What the task asks:
Transcribe every entry word for word. Skip the pictures.

[Excerpts from a figure dataset]
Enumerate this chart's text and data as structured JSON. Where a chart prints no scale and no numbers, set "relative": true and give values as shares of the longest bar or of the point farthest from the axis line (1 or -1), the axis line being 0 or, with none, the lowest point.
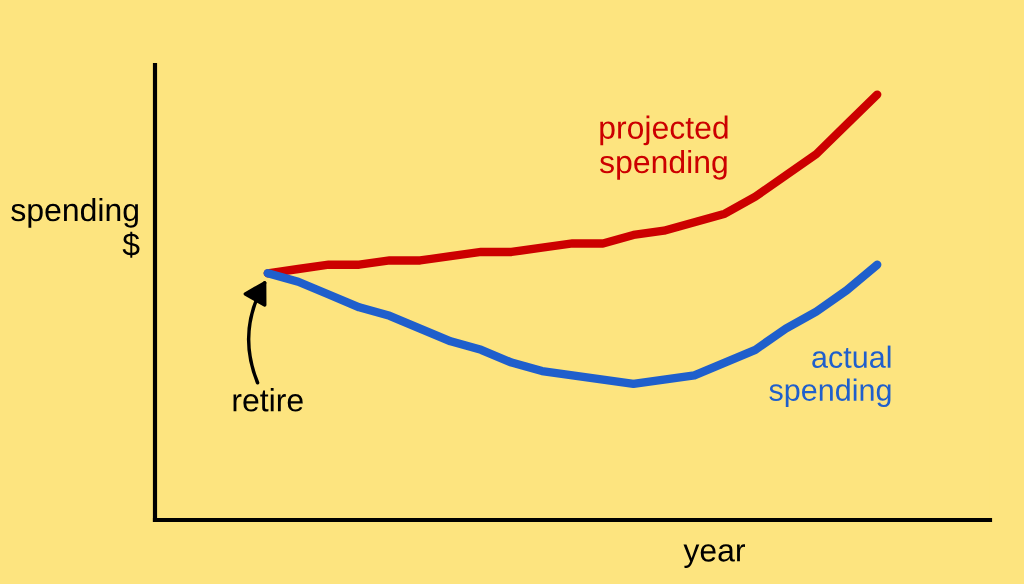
{
  "chart_data": {
    "type": "line",
    "relative": true,
    "xlabel": "year",
    "ylabel": "spending\n$",
    "categories": [
      null,
      null,
      null,
      null,
      null,
      null,
      null,
      null,
      null,
      null,
      null,
      null,
      null,
      null,
      null,
      null,
      null,
      null,
      null,
      null,
      null
    ],
    "series": [
      {
        "name": "projected\nspending",
        "color": "#cc0000",
        "values": [
          0.58,
          0.59,
          0.6,
          0.6,
          0.61,
          0.61,
          0.62,
          0.63,
          0.63,
          0.64,
          0.65,
          0.65,
          0.67,
          0.68,
          0.7,
          0.72,
          0.76,
          0.81,
          0.86,
          0.93,
          1
        ]
      },
      {
        "name": "actual\nspending",
        "color": "#1f5fcc",
        "values": [
          0.58,
          0.56,
          0.53,
          0.5,
          0.48,
          0.45,
          0.42,
          0.4,
          0.37,
          0.35,
          0.34,
          0.33,
          0.32,
          0.33,
          0.34,
          0.37,
          0.4,
          0.45,
          0.49,
          0.54,
          0.6
        ]
      }
    ],
    "annotations": [
      "retire"
    ],
    "grid": false,
    "legend": false,
    "marker": "none",
    "line_style": "solid"
  }
}
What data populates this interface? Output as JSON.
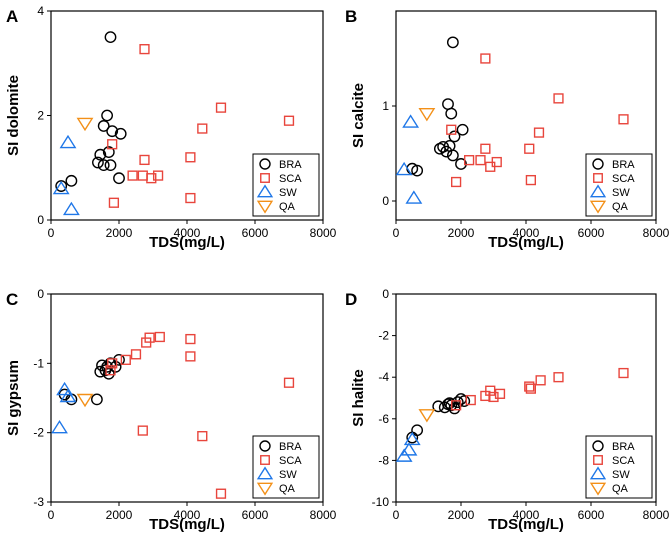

Output below:
Enumerate this chart's text and data as structured JSON. Where a chart prints no scale and no numbers, set "relative": true and give values as shares of the longest bar or of the point farthest from the axis line (1 or -1), the axis line being 0 or, with none, the lowest point.
{
  "chart_data": {
    "type": "line",
    "relative": true,
    "xlabel": "year",
    "ylabel": "spending\n$",
    "categories": [
      null,
      null,
      null,
      null,
      null,
      null,
      null,
      null,
      null,
      null,
      null,
      null,
      null,
      null,
      null,
      null,
      null,
      null,
      null,
      null,
      null
    ],
    "series": [
      {
        "name": "projected\nspending",
        "color": "#cc0000",
        "values": [
          0.58,
          0.59,
          0.6,
          0.6,
          0.61,
          0.61,
          0.62,
          0.63,
          0.63,
          0.64,
          0.65,
          0.65,
          0.67,
          0.68,
          0.7,
          0.72,
          0.76,
          0.81,
          0.86,
          0.93,
          1
        ]
      },
      {
        "name": "actual\nspending",
        "color": "#1f5fcc",
        "values": [
          0.58,
          0.56,
          0.53,
          0.5,
          0.48,
          0.45,
          0.42,
          0.4,
          0.37,
          0.35,
          0.34,
          0.33,
          0.32,
          0.33,
          0.34,
          0.37,
          0.4,
          0.45,
          0.49,
          0.54,
          0.6
        ]
      }
    ],
    "annotations": [
      "retire"
    ],
    "grid": false,
    "legend": false,
    "marker": "none",
    "line_style": "solid"
  }
}
What data populates this interface? Output as JSON.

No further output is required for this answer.